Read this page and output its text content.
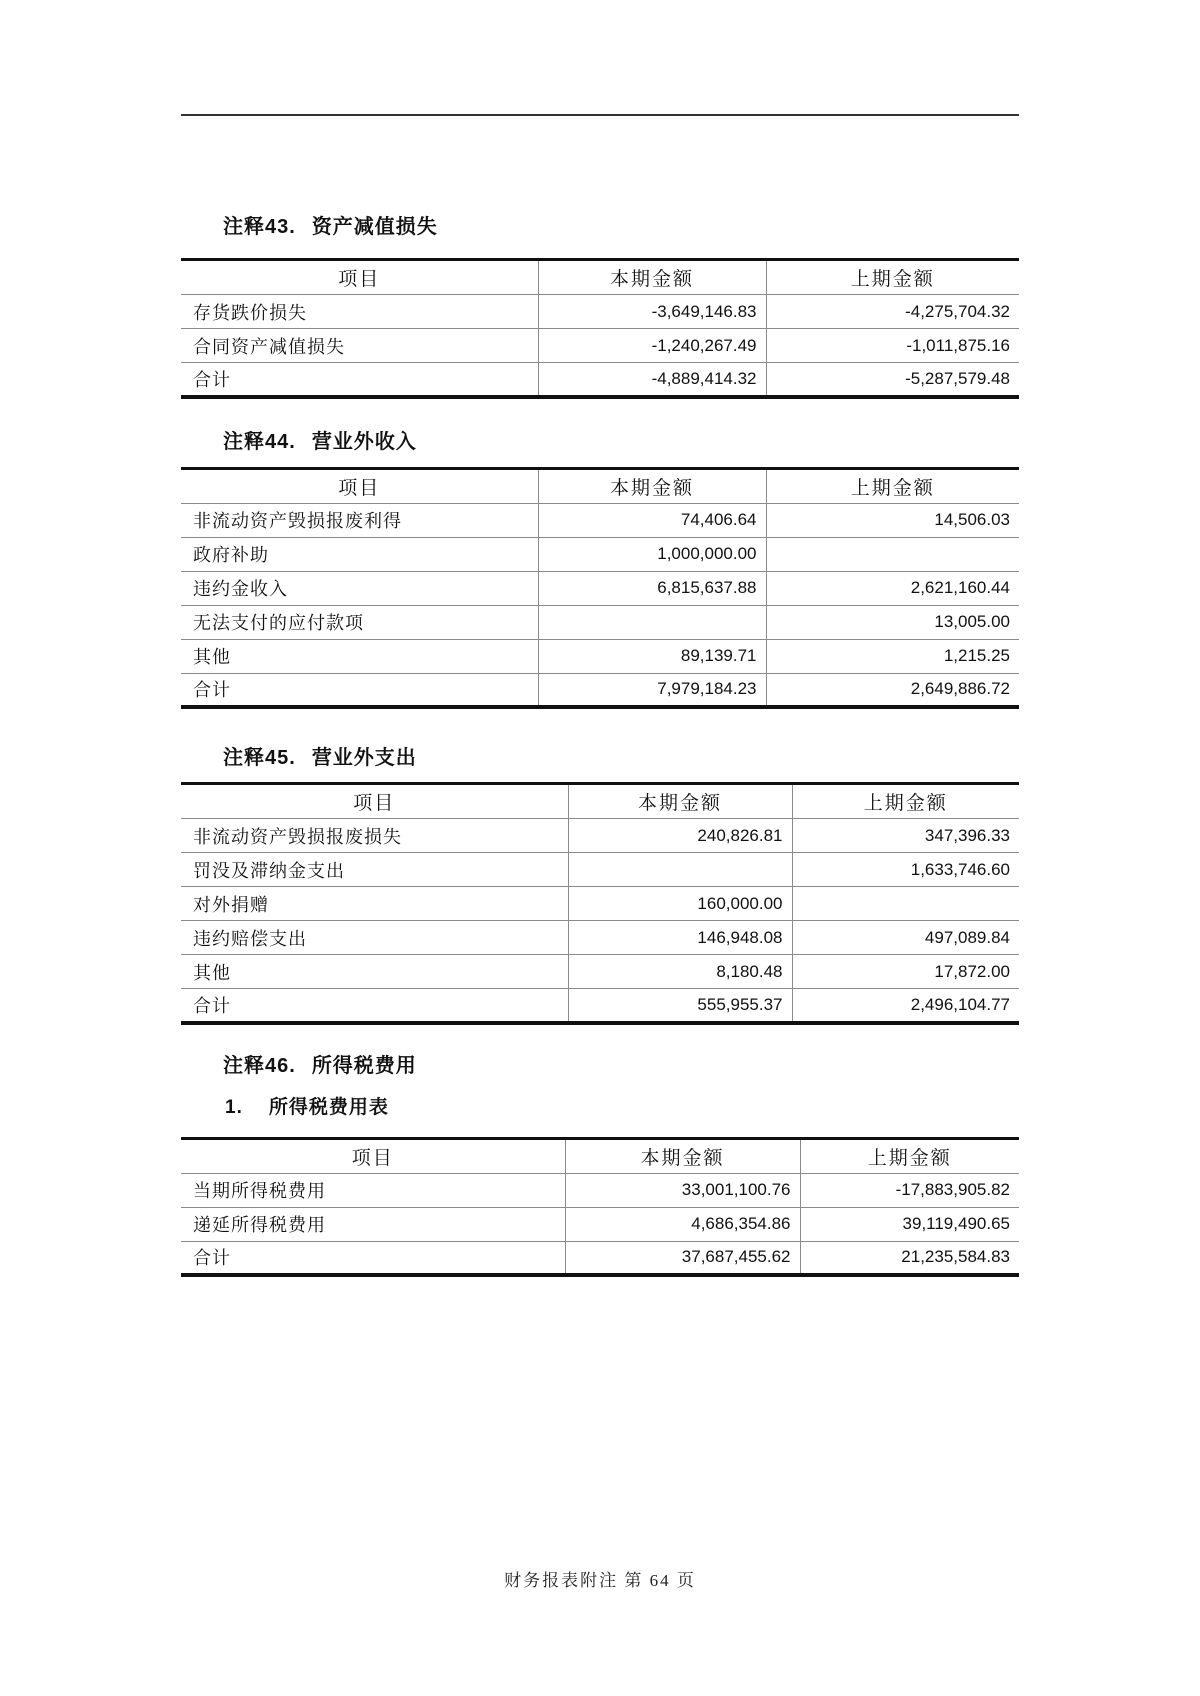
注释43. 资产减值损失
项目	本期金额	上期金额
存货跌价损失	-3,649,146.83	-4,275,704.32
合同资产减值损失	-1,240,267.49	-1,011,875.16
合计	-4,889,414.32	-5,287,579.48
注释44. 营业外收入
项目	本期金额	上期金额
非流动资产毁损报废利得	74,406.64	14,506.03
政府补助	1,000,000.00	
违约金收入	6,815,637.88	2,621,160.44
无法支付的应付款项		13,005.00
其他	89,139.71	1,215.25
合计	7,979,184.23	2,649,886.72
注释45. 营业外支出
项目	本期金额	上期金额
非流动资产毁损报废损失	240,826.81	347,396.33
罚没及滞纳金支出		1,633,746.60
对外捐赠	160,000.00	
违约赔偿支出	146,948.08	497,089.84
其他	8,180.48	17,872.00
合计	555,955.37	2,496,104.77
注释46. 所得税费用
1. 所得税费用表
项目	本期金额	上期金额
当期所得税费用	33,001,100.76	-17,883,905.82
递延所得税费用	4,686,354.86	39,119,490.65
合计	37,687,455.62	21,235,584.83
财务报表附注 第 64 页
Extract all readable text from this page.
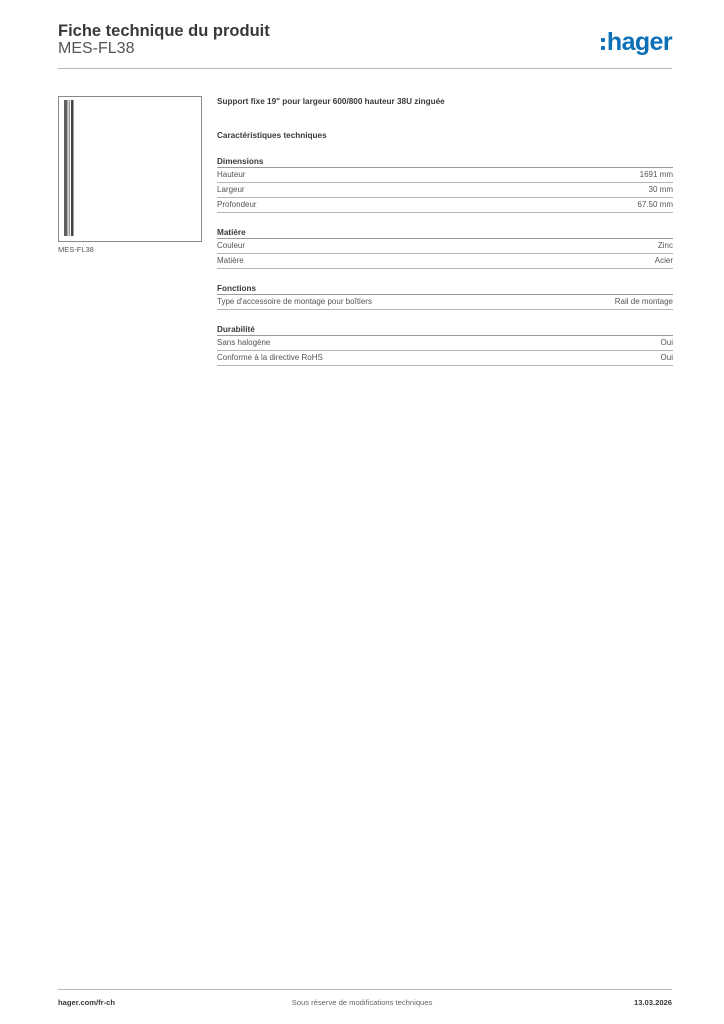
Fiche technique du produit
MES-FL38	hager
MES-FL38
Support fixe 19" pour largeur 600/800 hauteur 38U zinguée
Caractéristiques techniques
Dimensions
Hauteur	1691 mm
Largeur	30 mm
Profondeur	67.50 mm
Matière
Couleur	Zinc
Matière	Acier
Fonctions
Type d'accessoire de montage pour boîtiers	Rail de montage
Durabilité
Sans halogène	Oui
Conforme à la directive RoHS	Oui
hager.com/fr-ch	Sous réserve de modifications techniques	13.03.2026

========================================================================

**TASK TO CARRY OUT**:
Lines from the records above that hold "page" are the ones to list.

**COMPLETE RESPONSE**:
Read this page and output its text content.
Extract all readable text from this page.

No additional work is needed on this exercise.